• _PROBLEM REQUIREMENTS_: Exclude any images and output the remaining records exactly.

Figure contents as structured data

***

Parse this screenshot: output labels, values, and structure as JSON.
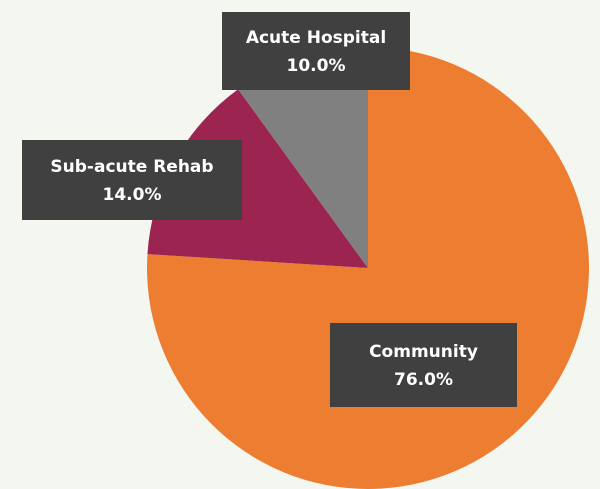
{
  "chart_data": {
    "type": "pie",
    "categories": [
      "Community",
      "Sub-acute Rehab",
      "Acute Hospital"
    ],
    "values": [
      76,
      14,
      10
    ],
    "value_labels": [
      "76.0%",
      "14.0%",
      "10.0%"
    ],
    "colors": [
      "#ed7d31",
      "#9b2550",
      "#808080"
    ]
  }
}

***

• _ANSWER BELOW_:
Parse this screenshot: output labels, values, and structure as JSON.
{
  "chart_data": {
    "type": "pie",
    "categories": [
      "Community",
      "Sub-acute Rehab",
      "Acute Hospital"
    ],
    "values": [
      76,
      14,
      10
    ],
    "value_labels": [
      "76.0%",
      "14.0%",
      "10.0%"
    ],
    "colors": [
      "#ed7d31",
      "#9b2550",
      "#808080"
    ]
  }
}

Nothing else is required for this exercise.